*Work to be completed*
Give the listing below again in full, exactly as written.

*Recorded data*
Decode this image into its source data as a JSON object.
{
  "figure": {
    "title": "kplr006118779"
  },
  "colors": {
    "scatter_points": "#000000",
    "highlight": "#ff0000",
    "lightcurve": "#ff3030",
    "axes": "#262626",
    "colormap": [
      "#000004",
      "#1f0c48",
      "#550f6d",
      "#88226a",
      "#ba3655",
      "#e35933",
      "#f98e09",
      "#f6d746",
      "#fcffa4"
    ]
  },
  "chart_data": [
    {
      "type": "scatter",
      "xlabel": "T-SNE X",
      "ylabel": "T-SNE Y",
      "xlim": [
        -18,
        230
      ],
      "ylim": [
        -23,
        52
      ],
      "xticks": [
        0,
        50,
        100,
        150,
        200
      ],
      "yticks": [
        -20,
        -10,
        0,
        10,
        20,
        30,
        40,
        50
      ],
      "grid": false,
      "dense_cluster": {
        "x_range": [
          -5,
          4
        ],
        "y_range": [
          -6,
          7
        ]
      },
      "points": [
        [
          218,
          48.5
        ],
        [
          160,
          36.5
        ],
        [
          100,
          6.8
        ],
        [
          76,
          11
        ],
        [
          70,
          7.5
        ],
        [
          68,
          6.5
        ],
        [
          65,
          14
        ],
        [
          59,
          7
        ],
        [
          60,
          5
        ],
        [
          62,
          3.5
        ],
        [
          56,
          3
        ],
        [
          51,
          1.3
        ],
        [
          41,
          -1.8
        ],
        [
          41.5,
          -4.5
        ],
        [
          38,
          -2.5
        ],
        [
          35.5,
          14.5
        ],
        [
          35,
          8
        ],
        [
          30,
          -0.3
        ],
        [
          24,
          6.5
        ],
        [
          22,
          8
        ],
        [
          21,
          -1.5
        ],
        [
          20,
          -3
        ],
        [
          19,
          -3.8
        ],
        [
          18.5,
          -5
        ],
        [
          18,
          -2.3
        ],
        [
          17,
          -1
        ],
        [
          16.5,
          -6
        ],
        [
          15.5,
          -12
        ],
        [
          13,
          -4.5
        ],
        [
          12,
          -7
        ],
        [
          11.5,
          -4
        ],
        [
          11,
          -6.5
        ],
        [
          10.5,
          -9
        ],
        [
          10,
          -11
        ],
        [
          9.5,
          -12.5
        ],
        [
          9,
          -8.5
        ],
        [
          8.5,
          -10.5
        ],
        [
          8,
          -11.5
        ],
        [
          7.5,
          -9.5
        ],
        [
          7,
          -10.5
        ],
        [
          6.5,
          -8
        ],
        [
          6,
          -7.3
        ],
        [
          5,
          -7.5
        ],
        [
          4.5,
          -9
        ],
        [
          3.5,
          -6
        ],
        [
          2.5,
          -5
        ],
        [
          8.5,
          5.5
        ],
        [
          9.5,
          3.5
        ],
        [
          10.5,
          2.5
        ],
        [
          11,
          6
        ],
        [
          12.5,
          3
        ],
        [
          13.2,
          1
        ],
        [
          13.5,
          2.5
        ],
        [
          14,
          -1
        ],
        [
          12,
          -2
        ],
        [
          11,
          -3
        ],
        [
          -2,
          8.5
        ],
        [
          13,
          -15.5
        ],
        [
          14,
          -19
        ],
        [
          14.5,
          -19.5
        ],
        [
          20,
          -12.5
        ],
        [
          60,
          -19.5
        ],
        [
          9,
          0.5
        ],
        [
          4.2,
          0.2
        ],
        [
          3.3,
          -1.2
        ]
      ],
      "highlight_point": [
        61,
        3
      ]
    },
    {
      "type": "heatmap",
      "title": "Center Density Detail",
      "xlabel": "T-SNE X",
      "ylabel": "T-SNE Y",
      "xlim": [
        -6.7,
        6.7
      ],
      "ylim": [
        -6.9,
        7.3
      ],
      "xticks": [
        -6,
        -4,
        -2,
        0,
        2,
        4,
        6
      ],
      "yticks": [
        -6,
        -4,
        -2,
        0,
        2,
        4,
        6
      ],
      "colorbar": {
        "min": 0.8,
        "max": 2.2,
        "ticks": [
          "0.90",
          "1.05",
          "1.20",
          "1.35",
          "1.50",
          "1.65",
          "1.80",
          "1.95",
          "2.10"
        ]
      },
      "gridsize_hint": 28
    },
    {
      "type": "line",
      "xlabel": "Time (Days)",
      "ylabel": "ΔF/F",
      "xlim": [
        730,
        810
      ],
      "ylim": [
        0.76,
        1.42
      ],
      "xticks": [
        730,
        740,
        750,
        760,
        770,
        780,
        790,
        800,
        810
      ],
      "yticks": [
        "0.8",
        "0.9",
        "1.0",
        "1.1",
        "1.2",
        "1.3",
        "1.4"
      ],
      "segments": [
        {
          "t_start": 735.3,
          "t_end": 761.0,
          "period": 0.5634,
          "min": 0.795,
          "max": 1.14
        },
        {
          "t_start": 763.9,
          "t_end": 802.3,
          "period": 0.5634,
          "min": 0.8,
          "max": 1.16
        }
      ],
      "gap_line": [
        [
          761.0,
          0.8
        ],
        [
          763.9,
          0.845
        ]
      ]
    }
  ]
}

*Answer to the task*
Decode this image into its source data as a JSON object.
{
  "figure": {
    "title": "kplr006118779"
  },
  "colors": {
    "scatter_points": "#000000",
    "highlight": "#ff0000",
    "lightcurve": "#ff3030",
    "axes": "#262626",
    "colormap": [
      "#000004",
      "#1f0c48",
      "#550f6d",
      "#88226a",
      "#ba3655",
      "#e35933",
      "#f98e09",
      "#f6d746",
      "#fcffa4"
    ]
  },
  "chart_data": [
    {
      "type": "scatter",
      "xlabel": "T-SNE X",
      "ylabel": "T-SNE Y",
      "xlim": [
        -18,
        230
      ],
      "ylim": [
        -23,
        52
      ],
      "xticks": [
        0,
        50,
        100,
        150,
        200
      ],
      "yticks": [
        -20,
        -10,
        0,
        10,
        20,
        30,
        40,
        50
      ],
      "grid": false,
      "dense_cluster": {
        "x_range": [
          -5,
          4
        ],
        "y_range": [
          -6,
          7
        ]
      },
      "points": [
        [
          218,
          48.5
        ],
        [
          160,
          36.5
        ],
        [
          100,
          6.8
        ],
        [
          76,
          11
        ],
        [
          70,
          7.5
        ],
        [
          68,
          6.5
        ],
        [
          65,
          14
        ],
        [
          59,
          7
        ],
        [
          60,
          5
        ],
        [
          62,
          3.5
        ],
        [
          56,
          3
        ],
        [
          51,
          1.3
        ],
        [
          41,
          -1.8
        ],
        [
          41.5,
          -4.5
        ],
        [
          38,
          -2.5
        ],
        [
          35.5,
          14.5
        ],
        [
          35,
          8
        ],
        [
          30,
          -0.3
        ],
        [
          24,
          6.5
        ],
        [
          22,
          8
        ],
        [
          21,
          -1.5
        ],
        [
          20,
          -3
        ],
        [
          19,
          -3.8
        ],
        [
          18.5,
          -5
        ],
        [
          18,
          -2.3
        ],
        [
          17,
          -1
        ],
        [
          16.5,
          -6
        ],
        [
          15.5,
          -12
        ],
        [
          13,
          -4.5
        ],
        [
          12,
          -7
        ],
        [
          11.5,
          -4
        ],
        [
          11,
          -6.5
        ],
        [
          10.5,
          -9
        ],
        [
          10,
          -11
        ],
        [
          9.5,
          -12.5
        ],
        [
          9,
          -8.5
        ],
        [
          8.5,
          -10.5
        ],
        [
          8,
          -11.5
        ],
        [
          7.5,
          -9.5
        ],
        [
          7,
          -10.5
        ],
        [
          6.5,
          -8
        ],
        [
          6,
          -7.3
        ],
        [
          5,
          -7.5
        ],
        [
          4.5,
          -9
        ],
        [
          3.5,
          -6
        ],
        [
          2.5,
          -5
        ],
        [
          8.5,
          5.5
        ],
        [
          9.5,
          3.5
        ],
        [
          10.5,
          2.5
        ],
        [
          11,
          6
        ],
        [
          12.5,
          3
        ],
        [
          13.2,
          1
        ],
        [
          13.5,
          2.5
        ],
        [
          14,
          -1
        ],
        [
          12,
          -2
        ],
        [
          11,
          -3
        ],
        [
          -2,
          8.5
        ],
        [
          13,
          -15.5
        ],
        [
          14,
          -19
        ],
        [
          14.5,
          -19.5
        ],
        [
          20,
          -12.5
        ],
        [
          60,
          -19.5
        ],
        [
          9,
          0.5
        ],
        [
          4.2,
          0.2
        ],
        [
          3.3,
          -1.2
        ]
      ],
      "highlight_point": [
        61,
        3
      ]
    },
    {
      "type": "heatmap",
      "title": "Center Density Detail",
      "xlabel": "T-SNE X",
      "ylabel": "T-SNE Y",
      "xlim": [
        -6.7,
        6.7
      ],
      "ylim": [
        -6.9,
        7.3
      ],
      "xticks": [
        -6,
        -4,
        -2,
        0,
        2,
        4,
        6
      ],
      "yticks": [
        -6,
        -4,
        -2,
        0,
        2,
        4,
        6
      ],
      "colorbar": {
        "min": 0.8,
        "max": 2.2,
        "ticks": [
          "0.90",
          "1.05",
          "1.20",
          "1.35",
          "1.50",
          "1.65",
          "1.80",
          "1.95",
          "2.10"
        ]
      },
      "gridsize_hint": 28
    },
    {
      "type": "line",
      "xlabel": "Time (Days)",
      "ylabel": "ΔF/F",
      "xlim": [
        730,
        810
      ],
      "ylim": [
        0.76,
        1.42
      ],
      "xticks": [
        730,
        740,
        750,
        760,
        770,
        780,
        790,
        800,
        810
      ],
      "yticks": [
        "0.8",
        "0.9",
        "1.0",
        "1.1",
        "1.2",
        "1.3",
        "1.4"
      ],
      "segments": [
        {
          "t_start": 735.3,
          "t_end": 761.0,
          "period": 0.5634,
          "min": 0.795,
          "max": 1.14
        },
        {
          "t_start": 763.9,
          "t_end": 802.3,
          "period": 0.5634,
          "min": 0.8,
          "max": 1.16
        }
      ],
      "gap_line": [
        [
          761.0,
          0.8
        ],
        [
          763.9,
          0.845
        ]
      ]
    }
  ]
}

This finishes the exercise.